What the task asks
Restate the data below word for word. Skip any images it contains.

Input rows

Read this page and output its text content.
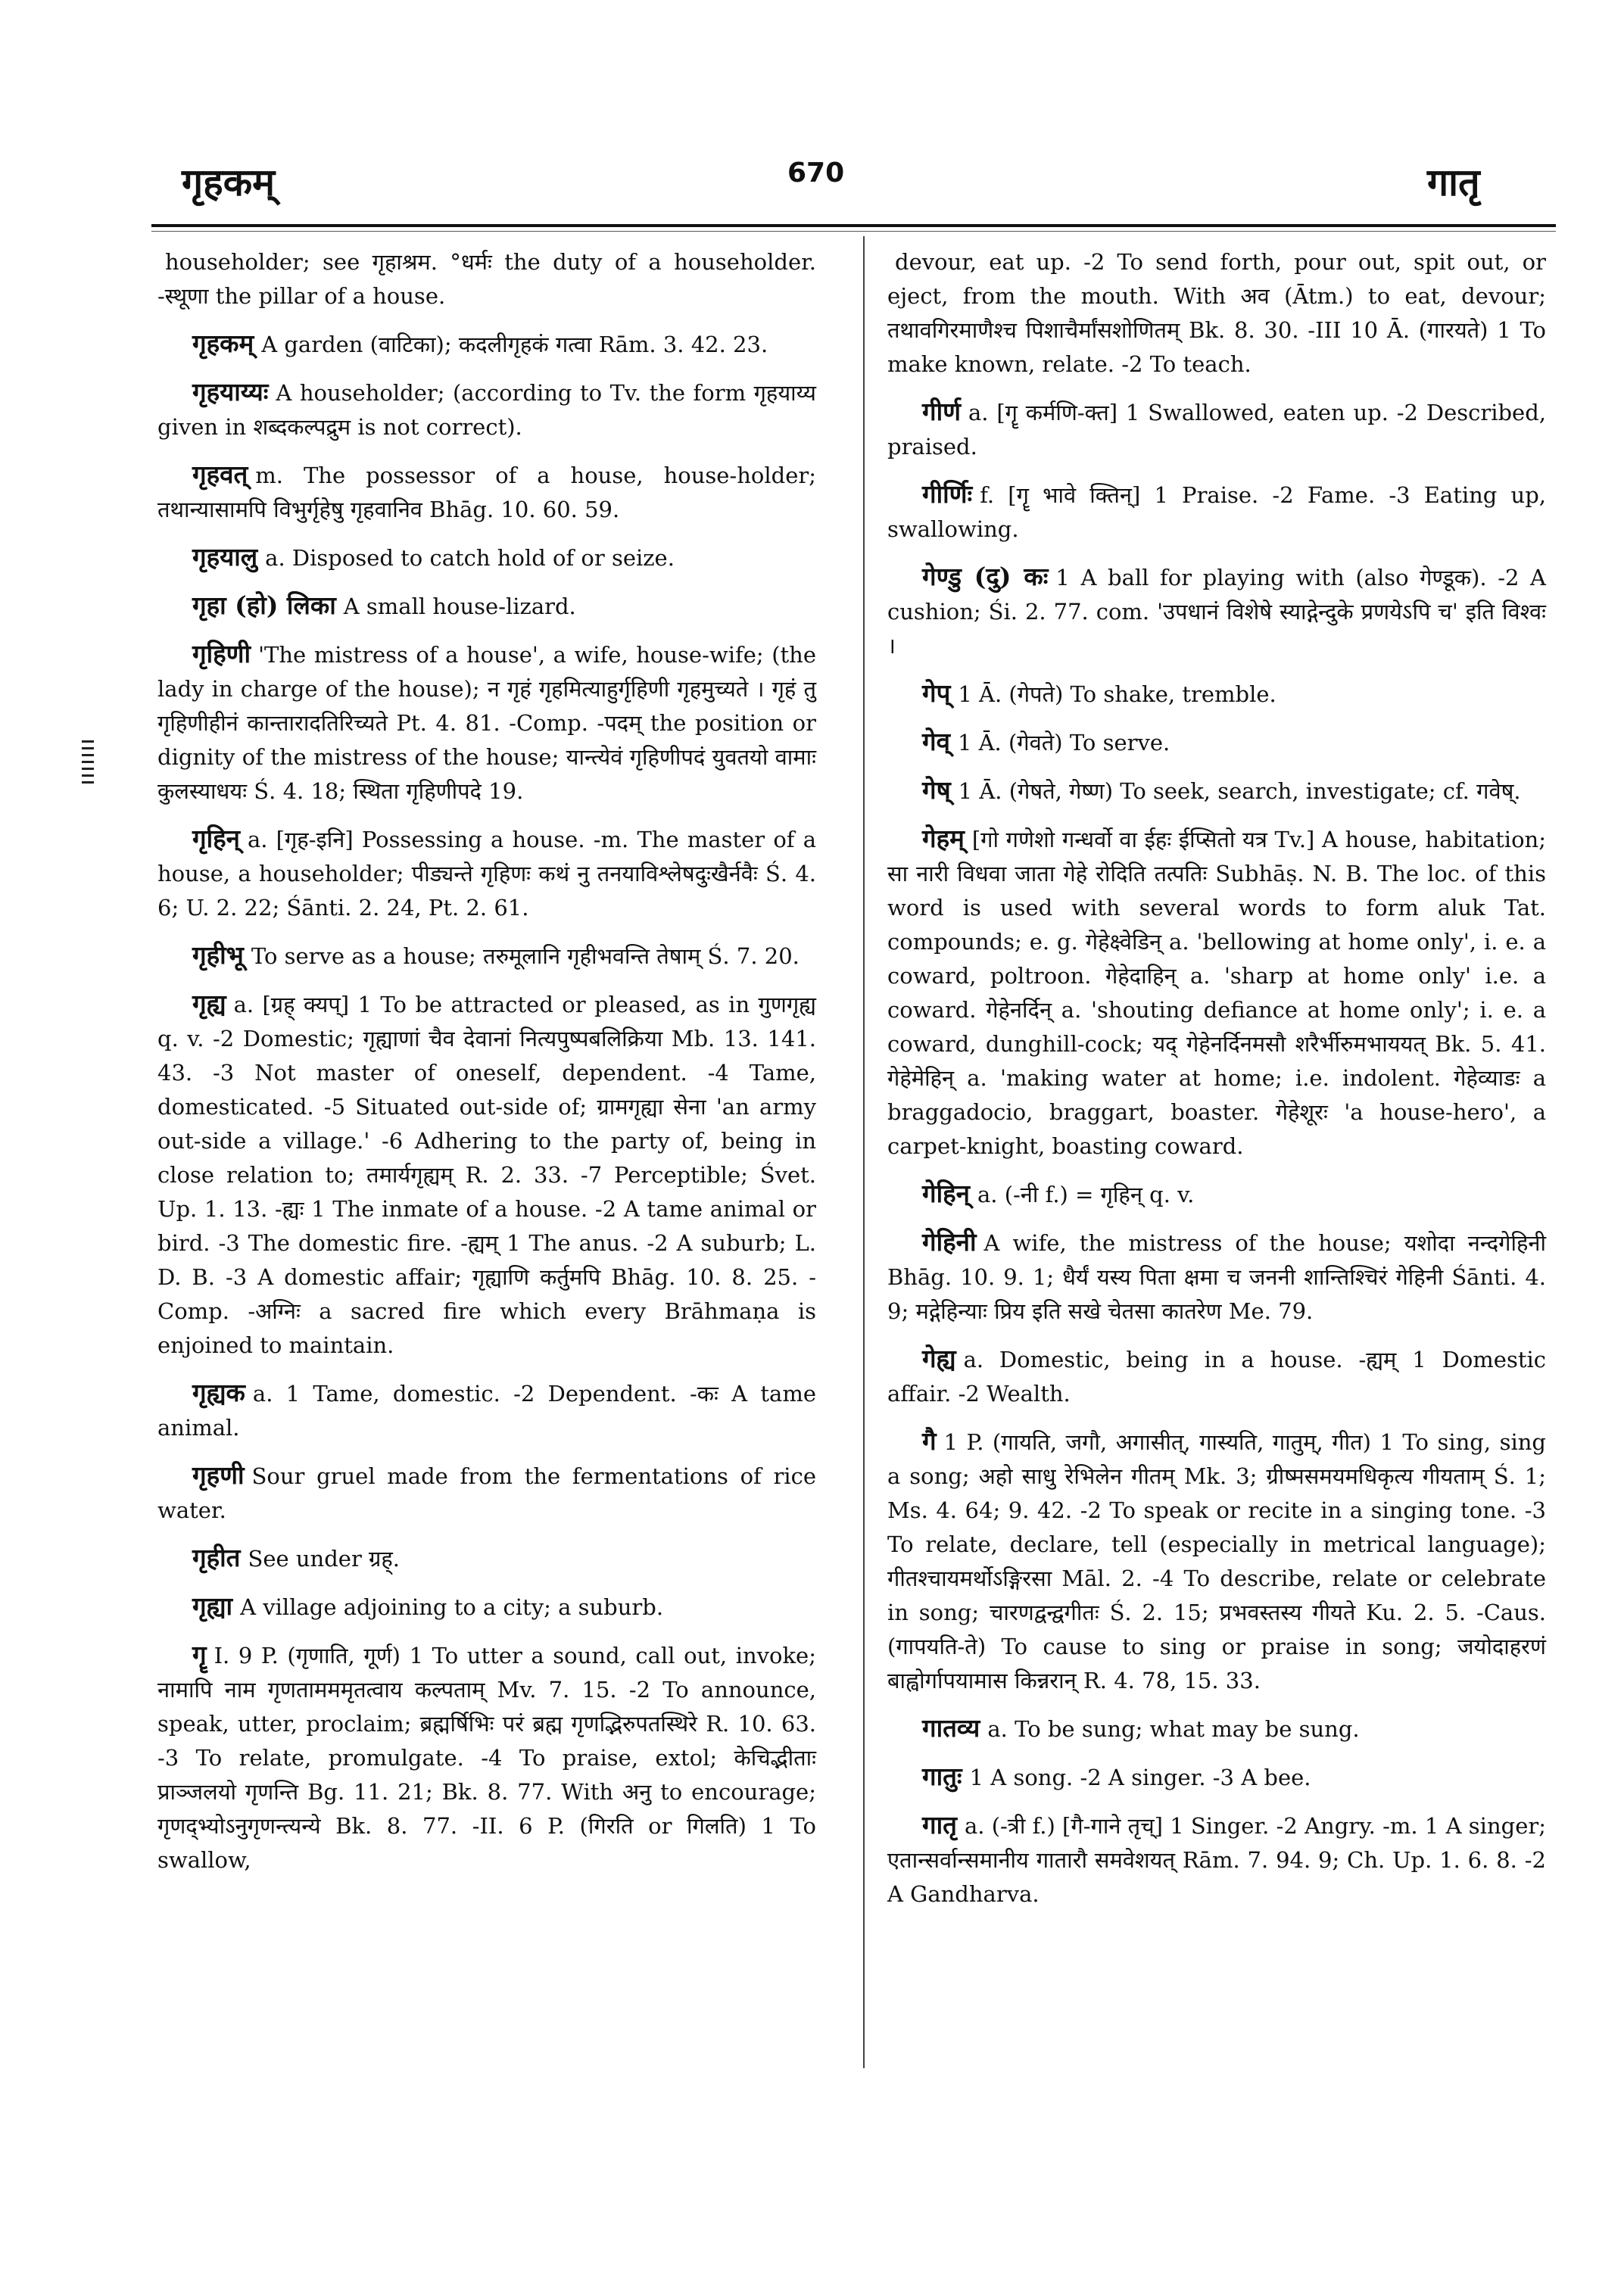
गृहकम्	670	गातृ
householder; see गृहाश्रम. °धर्मः the duty of a householder. -स्थूणा the pillar of a house.
गृहकम् A garden (वाटिका); कदलीगृहकं गत्वा Rām. 3. 42. 23.
गृहयाय्यः A householder; (according to Tv. the form गृहयाय्य given in शब्दकल्पद्रुम is not correct).
गृहवत् m. The possessor of a house, house-holder; तथान्यासामपि विभुर्गृहेषु गृहवानिव Bhāg. 10. 60. 59.
गृहयालु a. Disposed to catch hold of or seize.
गृहा (हो) लिका A small house-lizard.
गृहिणी 'The mistress of a house', a wife, house-wife; (the lady in charge of the house); न गृहं गृहमित्याहुर्गृहिणी गृहमुच्यते । गृहं तु गृहिणीहीनं कान्तारादतिरिच्यते Pt. 4. 81. -Comp. -पदम् the position or dignity of the mistress of the house; यान्त्येवं गृहिणीपदं युवतयो वामाः कुलस्याधयः Ś. 4. 18; स्थिता गृहिणीपदे 19.
गृहिन् a. [गृह-इनि] Possessing a house. -m. The master of a house, a householder; पीड्यन्ते गृहिणः कथं नु तनयाविश्लेषदुःखैर्नवैः Ś. 4. 6; U. 2. 22; Śānti. 2. 24, Pt. 2. 61.
गृहीभू To serve as a house; तरुमूलानि गृहीभवन्ति तेषाम् Ś. 7. 20.
गृह्य a. [ग्रह् क्यप्] 1 To be attracted or pleased, as in गुणगृह्य q. v. -2 Domestic; गृह्याणां चैव देवानां नित्यपुष्पबलिक्रिया Mb. 13. 141. 43. -3 Not master of oneself, dependent. -4 Tame, domesticated. -5 Situated out-side of; ग्रामगृह्या सेना 'an army out-side a village.' -6 Adhering to the party of, being in close relation to; तमार्यगृह्यम् R. 2. 33. -7 Perceptible; Śvet. Up. 1. 13. -ह्यः 1 The inmate of a house. -2 A tame animal or bird. -3 The domestic fire. -ह्यम् 1 The anus. -2 A suburb; L. D. B. -3 A domestic affair; गृह्याणि कर्तुमपि Bhāg. 10. 8. 25. -Comp. -अग्निः a sacred fire which every Brāhmaṇa is enjoined to maintain.
गृह्यक a. 1 Tame, domestic. -2 Dependent. -कः A tame animal.
गृहणी Sour gruel made from the fermentations of rice water.
गृहीत See under ग्रह्.
गृह्या A village adjoining to a city; a suburb.
गॄ I. 9 P. (गृणाति, गूर्ण) 1 To utter a sound, call out, invoke; नामापि नाम गृणतामममृतत्वाय कल्पताम् Mv. 7. 15. -2 To announce, speak, utter, proclaim; ब्रह्मर्षिभिः परं ब्रह्म गृणद्भिरुपतस्थिरे R. 10. 63. -3 To relate, promulgate. -4 To praise, extol; केचिद्भीताः प्राञ्जलयो गृणन्ति Bg. 11. 21; Bk. 8. 77. With अनु to encourage; गृणद्भ्योऽनुगृणन्त्यन्ये Bk. 8. 77. -II. 6 P. (गिरति or गिलति) 1 To swallow,
devour, eat up. -2 To send forth, pour out, spit out, or eject, from the mouth. With अव (Ātm.) to eat, devour; तथावगिरमाणैश्च पिशाचैर्मांसशोणितम् Bk. 8. 30. -III 10 Ā. (गारयते) 1 To make known, relate. -2 To teach.
गीर्ण a. [गॄ कर्मणि-क्त] 1 Swallowed, eaten up. -2 Described, praised.
गीर्णिः f. [गॄ भावे क्तिन्] 1 Praise. -2 Fame. -3 Eating up, swallowing.
गेण्डु (दु) कः 1 A ball for playing with (also गेण्डूक). -2 A cushion; Śi. 2. 77. com. 'उपधानं विशेषे स्याद्गेन्दुके प्रणयेऽपि च' इति विश्वः ।
गेप् 1 Ā. (गेपते) To shake, tremble.
गेव् 1 Ā. (गेवते) To serve.
गेष् 1 Ā. (गेषते, गेष्ण) To seek, search, investigate; cf. गवेष्.
गेहम् [गो गणेशो गन्धर्वो वा ईहः ईप्सितो यत्र Tv.] A house, habitation; सा नारी विधवा जाता गेहे रोदिति तत्पतिः Subhāṣ. N. B. The loc. of this word is used with several words to form aluk Tat. compounds; e. g. गेहेक्ष्वेडिन् a. 'bellowing at home only', i. e. a coward, poltroon. गेहेदाहिन् a. 'sharp at home only' i.e. a coward. गेहेनर्दिन् a. 'shouting defiance at home only'; i. e. a coward, dunghill-cock; यद् गेहेनर्दिनमसौ शरैर्भीरुमभाययत् Bk. 5. 41. गेहेमेहिन् a. 'making water at home; i.e. indolent. गेहेव्याडः a braggadocio, braggart, boaster. गेहेशूरः 'a house-hero', a carpet-knight, boasting coward.
गेहिन् a. (-नी f.) = गृहिन् q. v.
गेहिनी A wife, the mistress of the house; यशोदा नन्दगेहिनी Bhāg. 10. 9. 1; धैर्यं यस्य पिता क्षमा च जननी शान्तिश्चिरं गेहिनी Śānti. 4. 9; मद्गेहिन्याः प्रिय इति सखे चेतसा कातरेण Me. 79.
गेह्य a. Domestic, being in a house. -ह्यम् 1 Domestic affair. -2 Wealth.
गै 1 P. (गायति, जगौ, अगासीत्, गास्यति, गातुम्, गीत) 1 To sing, sing a song; अहो साधु रेभिलेन गीतम् Mk. 3; ग्रीष्मसमयमधिकृत्य गीयताम् Ś. 1; Ms. 4. 64; 9. 42. -2 To speak or recite in a singing tone. -3 To relate, declare, tell (especially in metrical language); गीतश्चायमर्थोऽङ्गिरसा Māl. 2. -4 To describe, relate or celebrate in song; चारणद्वन्द्वगीतः Ś. 2. 15; प्रभवस्तस्य गीयते Ku. 2. 5. -Caus. (गापयति-ते) To cause to sing or praise in song; जयोदाहरणं बाह्वोर्गापयामास किन्नरान् R. 4. 78, 15. 33.
गातव्य a. To be sung; what may be sung.
गातुः 1 A song. -2 A singer. -3 A bee.
गातृ a. (-त्री f.) [गै-गाने तृच्] 1 Singer. -2 Angry. -m. 1 A singer; एतान्सर्वान्समानीय गातारौ समवेशयत् Rām. 7. 94. 9; Ch. Up. 1. 6. 8. -2 A Gandharva.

The result
Read this page and output its text content.
गृहकम्	670	गातृ
householder; see गृहाश्रम. °धर्मः the duty of a householder. -स्थूणा the pillar of a house.
गृहकम् A garden (वाटिका); कदलीगृहकं गत्वा Rām. 3. 42. 23.
गृहयाय्यः A householder; (according to Tv. the form गृहयाय्य given in शब्दकल्पद्रुम is not correct).
गृहवत् m. The possessor of a house, house-holder; तथान्यासामपि विभुर्गृहेषु गृहवानिव Bhāg. 10. 60. 59.
गृहयालु a. Disposed to catch hold of or seize.
गृहा (हो) लिका A small house-lizard.
गृहिणी 'The mistress of a house', a wife, house-wife; (the lady in charge of the house); न गृहं गृहमित्याहुर्गृहिणी गृहमुच्यते । गृहं तु गृहिणीहीनं कान्तारादतिरिच्यते Pt. 4. 81. -Comp. -पदम् the position or dignity of the mistress of the house; यान्त्येवं गृहिणीपदं युवतयो वामाः कुलस्याधयः Ś. 4. 18; स्थिता गृहिणीपदे 19.
गृहिन् a. [गृह-इनि] Possessing a house. -m. The master of a house, a householder; पीड्यन्ते गृहिणः कथं नु तनयाविश्लेषदुःखैर्नवैः Ś. 4. 6; U. 2. 22; Śānti. 2. 24, Pt. 2. 61.
गृहीभू To serve as a house; तरुमूलानि गृहीभवन्ति तेषाम् Ś. 7. 20.
गृह्य a. [ग्रह् क्यप्] 1 To be attracted or pleased, as in गुणगृह्य q. v. -2 Domestic; गृह्याणां चैव देवानां नित्यपुष्पबलिक्रिया Mb. 13. 141. 43. -3 Not master of oneself, dependent. -4 Tame, domesticated. -5 Situated out-side of; ग्रामगृह्या सेना 'an army out-side a village.' -6 Adhering to the party of, being in close relation to; तमार्यगृह्यम् R. 2. 33. -7 Perceptible; Śvet. Up. 1. 13. -ह्यः 1 The inmate of a house. -2 A tame animal or bird. -3 The domestic fire. -ह्यम् 1 The anus. -2 A suburb; L. D. B. -3 A domestic affair; गृह्याणि कर्तुमपि Bhāg. 10. 8. 25. -Comp. -अग्निः a sacred fire which every Brāhmaṇa is enjoined to maintain.
गृह्यक a. 1 Tame, domestic. -2 Dependent. -कः A tame animal.
गृहणी Sour gruel made from the fermentations of rice water.
गृहीत See under ग्रह्.
गृह्या A village adjoining to a city; a suburb.
गॄ I. 9 P. (गृणाति, गूर्ण) 1 To utter a sound, call out, invoke; नामापि नाम गृणतामममृतत्वाय कल्पताम् Mv. 7. 15. -2 To announce, speak, utter, proclaim; ब्रह्मर्षिभिः परं ब्रह्म गृणद्भिरुपतस्थिरे R. 10. 63. -3 To relate, promulgate. -4 To praise, extol; केचिद्भीताः प्राञ्जलयो गृणन्ति Bg. 11. 21; Bk. 8. 77. With अनु to encourage; गृणद्भ्योऽनुगृणन्त्यन्ये Bk. 8. 77. -II. 6 P. (गिरति or गिलति) 1 To swallow,
devour, eat up. -2 To send forth, pour out, spit out, or eject, from the mouth. With अव (Ātm.) to eat, devour; तथावगिरमाणैश्च पिशाचैर्मांसशोणितम् Bk. 8. 30. -III 10 Ā. (गारयते) 1 To make known, relate. -2 To teach.
गीर्ण a. [गॄ कर्मणि-क्त] 1 Swallowed, eaten up. -2 Described, praised.
गीर्णिः f. [गॄ भावे क्तिन्] 1 Praise. -2 Fame. -3 Eating up, swallowing.
गेण्डु (दु) कः 1 A ball for playing with (also गेण्डूक). -2 A cushion; Śi. 2. 77. com. 'उपधानं विशेषे स्याद्गेन्दुके प्रणयेऽपि च' इति विश्वः ।
गेप् 1 Ā. (गेपते) To shake, tremble.
गेव् 1 Ā. (गेवते) To serve.
गेष् 1 Ā. (गेषते, गेष्ण) To seek, search, investigate; cf. गवेष्.
गेहम् [गो गणेशो गन्धर्वो वा ईहः ईप्सितो यत्र Tv.] A house, habitation; सा नारी विधवा जाता गेहे रोदिति तत्पतिः Subhāṣ. N. B. The loc. of this word is used with several words to form aluk Tat. compounds; e. g. गेहेक्ष्वेडिन् a. 'bellowing at home only', i. e. a coward, poltroon. गेहेदाहिन् a. 'sharp at home only' i.e. a coward. गेहेनर्दिन् a. 'shouting defiance at home only'; i. e. a coward, dunghill-cock; यद् गेहेनर्दिनमसौ शरैर्भीरुमभाययत् Bk. 5. 41. गेहेमेहिन् a. 'making water at home; i.e. indolent. गेहेव्याडः a braggadocio, braggart, boaster. गेहेशूरः 'a house-hero', a carpet-knight, boasting coward.
गेहिन् a. (-नी f.) = गृहिन् q. v.
गेहिनी A wife, the mistress of the house; यशोदा नन्दगेहिनी Bhāg. 10. 9. 1; धैर्यं यस्य पिता क्षमा च जननी शान्तिश्चिरं गेहिनी Śānti. 4. 9; मद्गेहिन्याः प्रिय इति सखे चेतसा कातरेण Me. 79.
गेह्य a. Domestic, being in a house. -ह्यम् 1 Domestic affair. -2 Wealth.
गै 1 P. (गायति, जगौ, अगासीत्, गास्यति, गातुम्, गीत) 1 To sing, sing a song; अहो साधु रेभिलेन गीतम् Mk. 3; ग्रीष्मसमयमधिकृत्य गीयताम् Ś. 1; Ms. 4. 64; 9. 42. -2 To speak or recite in a singing tone. -3 To relate, declare, tell (especially in metrical language); गीतश्चायमर्थोऽङ्गिरसा Māl. 2. -4 To describe, relate or celebrate in song; चारणद्वन्द्वगीतः Ś. 2. 15; प्रभवस्तस्य गीयते Ku. 2. 5. -Caus. (गापयति-ते) To cause to sing or praise in song; जयोदाहरणं बाह्वोर्गापयामास किन्नरान् R. 4. 78, 15. 33.
गातव्य a. To be sung; what may be sung.
गातुः 1 A song. -2 A singer. -3 A bee.
गातृ a. (-त्री f.) [गै-गाने तृच्] 1 Singer. -2 Angry. -m. 1 A singer; एतान्सर्वान्समानीय गातारौ समवेशयत् Rām. 7. 94. 9; Ch. Up. 1. 6. 8. -2 A Gandharva.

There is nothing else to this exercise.